(Data listing)

((

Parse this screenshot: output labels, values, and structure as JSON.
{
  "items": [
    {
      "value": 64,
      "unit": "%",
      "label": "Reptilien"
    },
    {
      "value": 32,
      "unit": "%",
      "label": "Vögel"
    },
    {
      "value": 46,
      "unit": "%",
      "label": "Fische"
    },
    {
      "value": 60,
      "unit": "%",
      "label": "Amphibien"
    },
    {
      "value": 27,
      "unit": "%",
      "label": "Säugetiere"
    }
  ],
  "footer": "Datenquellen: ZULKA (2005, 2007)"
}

))

> AIM OF THE TASK
Your task is to print the whole listing again exactly.

> PROBLEM SOLUTION
Parse this screenshot: output labels, values, and structure as JSON.
{
  "items": [
    {
      "value": 64,
      "unit": "%",
      "label": "Reptilien"
    },
    {
      "value": 32,
      "unit": "%",
      "label": "Vögel"
    },
    {
      "value": 46,
      "unit": "%",
      "label": "Fische"
    },
    {
      "value": 60,
      "unit": "%",
      "label": "Amphibien"
    },
    {
      "value": 27,
      "unit": "%",
      "label": "Säugetiere"
    }
  ],
  "footer": "Datenquellen: ZULKA (2005, 2007)"
}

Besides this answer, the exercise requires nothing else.